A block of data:

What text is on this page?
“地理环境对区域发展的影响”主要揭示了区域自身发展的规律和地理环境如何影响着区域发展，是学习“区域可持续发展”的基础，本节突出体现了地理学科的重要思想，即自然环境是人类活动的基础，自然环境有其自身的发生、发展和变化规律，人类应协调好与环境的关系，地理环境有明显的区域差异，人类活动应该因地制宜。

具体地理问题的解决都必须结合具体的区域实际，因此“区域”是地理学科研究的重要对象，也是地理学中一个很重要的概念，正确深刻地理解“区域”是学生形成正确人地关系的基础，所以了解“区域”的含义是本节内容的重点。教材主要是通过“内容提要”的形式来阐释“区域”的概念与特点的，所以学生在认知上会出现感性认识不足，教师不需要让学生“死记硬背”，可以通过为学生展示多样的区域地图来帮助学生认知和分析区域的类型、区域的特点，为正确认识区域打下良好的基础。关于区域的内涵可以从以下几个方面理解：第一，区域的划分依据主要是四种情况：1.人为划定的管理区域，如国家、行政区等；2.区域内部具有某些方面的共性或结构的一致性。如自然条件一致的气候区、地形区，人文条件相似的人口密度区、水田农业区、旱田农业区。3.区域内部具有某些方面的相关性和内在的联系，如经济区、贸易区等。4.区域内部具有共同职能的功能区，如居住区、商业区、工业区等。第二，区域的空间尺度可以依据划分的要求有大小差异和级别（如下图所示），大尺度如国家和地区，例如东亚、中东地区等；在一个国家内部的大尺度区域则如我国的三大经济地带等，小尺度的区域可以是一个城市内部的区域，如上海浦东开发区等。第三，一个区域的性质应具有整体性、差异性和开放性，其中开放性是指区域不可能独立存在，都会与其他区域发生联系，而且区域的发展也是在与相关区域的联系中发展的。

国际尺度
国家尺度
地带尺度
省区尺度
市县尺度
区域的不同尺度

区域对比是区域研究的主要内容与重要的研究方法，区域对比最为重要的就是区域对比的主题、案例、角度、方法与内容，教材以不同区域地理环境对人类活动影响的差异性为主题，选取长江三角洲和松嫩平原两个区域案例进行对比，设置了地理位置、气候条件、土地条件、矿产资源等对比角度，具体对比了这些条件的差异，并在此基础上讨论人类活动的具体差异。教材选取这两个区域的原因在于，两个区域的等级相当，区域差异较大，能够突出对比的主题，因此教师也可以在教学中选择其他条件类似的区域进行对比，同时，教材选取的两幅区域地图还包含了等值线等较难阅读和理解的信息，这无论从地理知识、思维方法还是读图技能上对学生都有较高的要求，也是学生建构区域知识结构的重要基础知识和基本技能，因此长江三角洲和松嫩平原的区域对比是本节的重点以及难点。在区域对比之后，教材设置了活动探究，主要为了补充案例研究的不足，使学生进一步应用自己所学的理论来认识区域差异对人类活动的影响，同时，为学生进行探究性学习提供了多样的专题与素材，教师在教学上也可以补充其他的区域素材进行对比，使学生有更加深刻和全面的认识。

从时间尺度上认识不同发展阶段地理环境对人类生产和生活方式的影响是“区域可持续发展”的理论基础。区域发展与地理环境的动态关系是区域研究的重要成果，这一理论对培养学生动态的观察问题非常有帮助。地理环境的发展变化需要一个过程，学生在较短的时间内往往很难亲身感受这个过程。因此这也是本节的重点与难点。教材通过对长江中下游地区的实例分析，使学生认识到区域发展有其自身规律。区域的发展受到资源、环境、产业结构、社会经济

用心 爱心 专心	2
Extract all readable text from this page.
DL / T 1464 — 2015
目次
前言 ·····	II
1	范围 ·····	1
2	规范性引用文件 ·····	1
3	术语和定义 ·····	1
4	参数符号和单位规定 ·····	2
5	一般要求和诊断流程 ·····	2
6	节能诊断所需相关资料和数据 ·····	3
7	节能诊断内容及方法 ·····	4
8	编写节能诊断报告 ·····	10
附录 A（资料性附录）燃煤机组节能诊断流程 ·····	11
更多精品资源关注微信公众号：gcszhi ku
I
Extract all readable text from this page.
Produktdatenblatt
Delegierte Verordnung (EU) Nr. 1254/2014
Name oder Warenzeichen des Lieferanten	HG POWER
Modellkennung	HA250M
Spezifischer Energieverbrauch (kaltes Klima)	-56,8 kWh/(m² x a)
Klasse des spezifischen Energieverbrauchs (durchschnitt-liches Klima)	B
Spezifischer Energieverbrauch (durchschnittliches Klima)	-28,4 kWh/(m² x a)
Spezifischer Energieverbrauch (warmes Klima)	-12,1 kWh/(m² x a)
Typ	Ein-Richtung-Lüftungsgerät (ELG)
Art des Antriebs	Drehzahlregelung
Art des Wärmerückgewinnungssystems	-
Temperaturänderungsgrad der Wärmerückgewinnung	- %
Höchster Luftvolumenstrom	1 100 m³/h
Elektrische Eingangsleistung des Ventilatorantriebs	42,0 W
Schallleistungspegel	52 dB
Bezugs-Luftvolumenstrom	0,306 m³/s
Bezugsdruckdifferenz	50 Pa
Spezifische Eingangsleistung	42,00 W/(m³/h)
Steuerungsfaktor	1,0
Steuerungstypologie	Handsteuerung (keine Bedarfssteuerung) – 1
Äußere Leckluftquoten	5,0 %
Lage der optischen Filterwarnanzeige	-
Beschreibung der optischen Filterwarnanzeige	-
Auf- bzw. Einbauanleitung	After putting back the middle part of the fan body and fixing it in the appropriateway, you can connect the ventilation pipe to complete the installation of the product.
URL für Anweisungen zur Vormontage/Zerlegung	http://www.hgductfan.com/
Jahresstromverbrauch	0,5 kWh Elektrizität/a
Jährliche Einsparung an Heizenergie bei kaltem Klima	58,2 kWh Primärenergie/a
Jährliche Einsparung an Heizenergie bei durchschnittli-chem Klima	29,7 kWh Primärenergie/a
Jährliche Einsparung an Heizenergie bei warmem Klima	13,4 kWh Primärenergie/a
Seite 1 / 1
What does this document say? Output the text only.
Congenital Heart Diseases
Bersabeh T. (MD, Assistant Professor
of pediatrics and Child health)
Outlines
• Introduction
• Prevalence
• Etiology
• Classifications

- **THE PROBLEM**
Each entry above needs to be retyped exactly.

- **TASK OUTPUT**
What text is on this page?
“地理环境对区域发展的影响”主要揭示了区域自身发展的规律和地理环境如何影响着区域发展，是学习“区域可持续发展”的基础，本节突出体现了地理学科的重要思想，即自然环境是人类活动的基础，自然环境有其自身的发生、发展和变化规律，人类应协调好与环境的关系，地理环境有明显的区域差异，人类活动应该因地制宜。

具体地理问题的解决都必须结合具体的区域实际，因此“区域”是地理学科研究的重要对象，也是地理学中一个很重要的概念，正确深刻地理解“区域”是学生形成正确人地关系的基础，所以了解“区域”的含义是本节内容的重点。教材主要是通过“内容提要”的形式来阐释“区域”的概念与特点的，所以学生在认知上会出现感性认识不足，教师不需要让学生“死记硬背”，可以通过为学生展示多样的区域地图来帮助学生认知和分析区域的类型、区域的特点，为正确认识区域打下良好的基础。关于区域的内涵可以从以下几个方面理解：第一，区域的划分依据主要是四种情况：1.人为划定的管理区域，如国家、行政区等；2.区域内部具有某些方面的共性或结构的一致性。如自然条件一致的气候区、地形区，人文条件相似的人口密度区、水田农业区、旱田农业区。3.区域内部具有某些方面的相关性和内在的联系，如经济区、贸易区等。4.区域内部具有共同职能的功能区，如居住区、商业区、工业区等。第二，区域的空间尺度可以依据划分的要求有大小差异和级别（如下图所示），大尺度如国家和地区，例如东亚、中东地区等；在一个国家内部的大尺度区域则如我国的三大经济地带等，小尺度的区域可以是一个城市内部的区域，如上海浦东开发区等。第三，一个区域的性质应具有整体性、差异性和开放性，其中开放性是指区域不可能独立存在，都会与其他区域发生联系，而且区域的发展也是在与相关区域的联系中发展的。

国际尺度
国家尺度
地带尺度
省区尺度
市县尺度
区域的不同尺度

区域对比是区域研究的主要内容与重要的研究方法，区域对比最为重要的就是区域对比的主题、案例、角度、方法与内容，教材以不同区域地理环境对人类活动影响的差异性为主题，选取长江三角洲和松嫩平原两个区域案例进行对比，设置了地理位置、气候条件、土地条件、矿产资源等对比角度，具体对比了这些条件的差异，并在此基础上讨论人类活动的具体差异。教材选取这两个区域的原因在于，两个区域的等级相当，区域差异较大，能够突出对比的主题，因此教师也可以在教学中选择其他条件类似的区域进行对比，同时，教材选取的两幅区域地图还包含了等值线等较难阅读和理解的信息，这无论从地理知识、思维方法还是读图技能上对学生都有较高的要求，也是学生建构区域知识结构的重要基础知识和基本技能，因此长江三角洲和松嫩平原的区域对比是本节的重点以及难点。在区域对比之后，教材设置了活动探究，主要为了补充案例研究的不足，使学生进一步应用自己所学的理论来认识区域差异对人类活动的影响，同时，为学生进行探究性学习提供了多样的专题与素材，教师在教学上也可以补充其他的区域素材进行对比，使学生有更加深刻和全面的认识。

从时间尺度上认识不同发展阶段地理环境对人类生产和生活方式的影响是“区域可持续发展”的理论基础。区域发展与地理环境的动态关系是区域研究的重要成果，这一理论对培养学生动态的观察问题非常有帮助。地理环境的发展变化需要一个过程，学生在较短的时间内往往很难亲身感受这个过程。因此这也是本节的重点与难点。教材通过对长江中下游地区的实例分析，使学生认识到区域发展有其自身规律。区域的发展受到资源、环境、产业结构、社会经济

用心 爱心 专心	2
Extract all readable text from this page.
DL / T 1464 — 2015
目次
前言 ·····	II
1	范围 ·····	1
2	规范性引用文件 ·····	1
3	术语和定义 ·····	1
4	参数符号和单位规定 ·····	2
5	一般要求和诊断流程 ·····	2
6	节能诊断所需相关资料和数据 ·····	3
7	节能诊断内容及方法 ·····	4
8	编写节能诊断报告 ·····	10
附录 A（资料性附录）燃煤机组节能诊断流程 ·····	11
更多精品资源关注微信公众号：gcszhi ku
I
Extract all readable text from this page.
Produktdatenblatt
Delegierte Verordnung (EU) Nr. 1254/2014
Name oder Warenzeichen des Lieferanten	HG POWER
Modellkennung	HA250M
Spezifischer Energieverbrauch (kaltes Klima)	-56,8 kWh/(m² x a)
Klasse des spezifischen Energieverbrauchs (durchschnitt-liches Klima)	B
Spezifischer Energieverbrauch (durchschnittliches Klima)	-28,4 kWh/(m² x a)
Spezifischer Energieverbrauch (warmes Klima)	-12,1 kWh/(m² x a)
Typ	Ein-Richtung-Lüftungsgerät (ELG)
Art des Antriebs	Drehzahlregelung
Art des Wärmerückgewinnungssystems	-
Temperaturänderungsgrad der Wärmerückgewinnung	- %
Höchster Luftvolumenstrom	1 100 m³/h
Elektrische Eingangsleistung des Ventilatorantriebs	42,0 W
Schallleistungspegel	52 dB
Bezugs-Luftvolumenstrom	0,306 m³/s
Bezugsdruckdifferenz	50 Pa
Spezifische Eingangsleistung	42,00 W/(m³/h)
Steuerungsfaktor	1,0
Steuerungstypologie	Handsteuerung (keine Bedarfssteuerung) – 1
Äußere Leckluftquoten	5,0 %
Lage der optischen Filterwarnanzeige	-
Beschreibung der optischen Filterwarnanzeige	-
Auf- bzw. Einbauanleitung	After putting back the middle part of the fan body and fixing it in the appropriateway, you can connect the ventilation pipe to complete the installation of the product.
URL für Anweisungen zur Vormontage/Zerlegung	http://www.hgductfan.com/
Jahresstromverbrauch	0,5 kWh Elektrizität/a
Jährliche Einsparung an Heizenergie bei kaltem Klima	58,2 kWh Primärenergie/a
Jährliche Einsparung an Heizenergie bei durchschnittli-chem Klima	29,7 kWh Primärenergie/a
Jährliche Einsparung an Heizenergie bei warmem Klima	13,4 kWh Primärenergie/a
Seite 1 / 1
What does this document say? Output the text only.
Congenital Heart Diseases
Bersabeh T. (MD, Assistant Professor
of pediatrics and Child health)
Outlines
• Introduction
• Prevalence
• Etiology
• Classifications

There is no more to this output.